• LISTING:
Begin

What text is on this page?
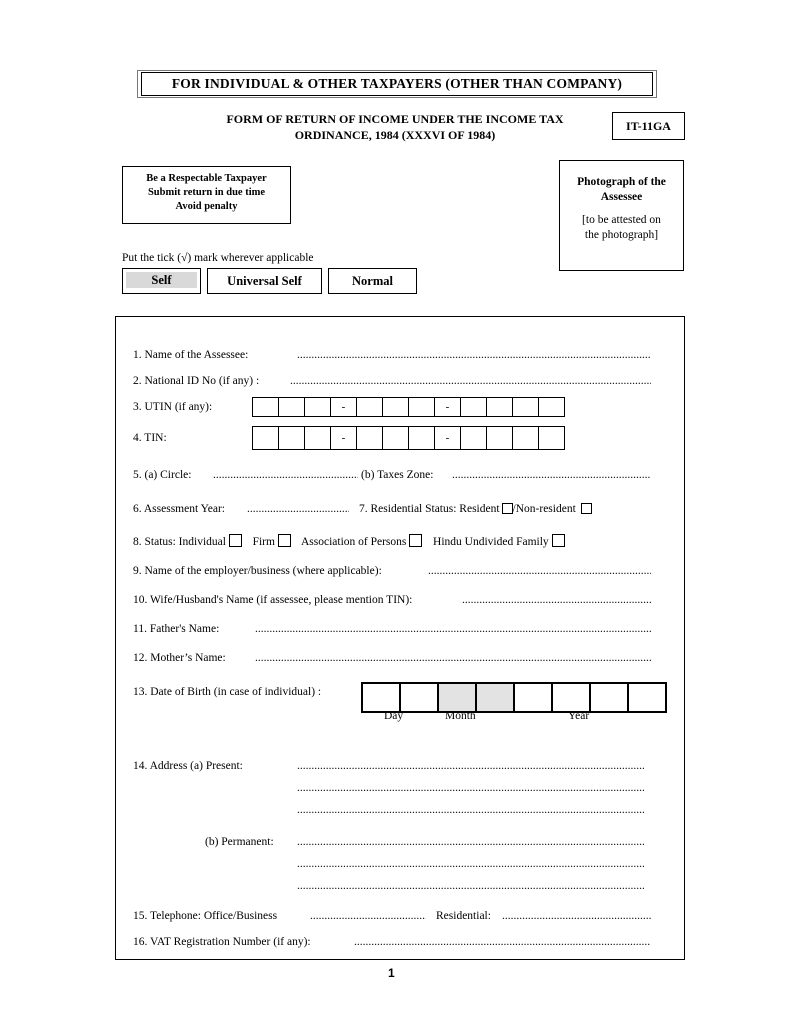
FOR INDIVIDUAL & OTHER TAXPAYERS (OTHER THAN COMPANY)
FORM OF RETURN OF INCOME UNDER THE INCOME TAX
ORDINANCE, 1984 (XXXVI OF 1984)
IT-11GA
Be a Respectable Taxpayer
Submit return in due time
Avoid penalty
Photograph of the
Assessee
[to be attested on
the photograph]
Put the tick (√) mark wherever applicable
Self	Universal Self	Normal
1. Name of the Assessee:
.....
2. National ID No (if any) :
.....
3. UTIN (if any):	-	-
4. TIN:	-	-
5. (a) Circle: .....	(b) Taxes Zone:
.....
6. Assessment Year: .....	7. Residential Status: Resident /Non-resident
8. Status: Individual Firm Association of Persons Hindu Undivided Family
9. Name of the employer/business (where applicable):
.....
10. Wife/Husband's Name (if assessee, please mention TIN):
.....
11. Father's Name:
.....
12. Mother’s Name:
.....
13. Date of Birth (in case of individual) :
Day	Month	Year
14. Address (a) Present:
.....
.....
.....
(b) Permanent:
.....
.....
.....
15. Telephone: Office/Business .....	Residential:
.....
16. VAT Registration Number (if any):
.....
1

End

• GOAL: In the listing above, find each line with the word "Status" and copy it.

• CORRECT OUTPUT:
6. Assessment Year: .....	7. Residential Status: Resident /Non-resident
8. Status: Individual Firm Association of Persons Hindu Undivided Family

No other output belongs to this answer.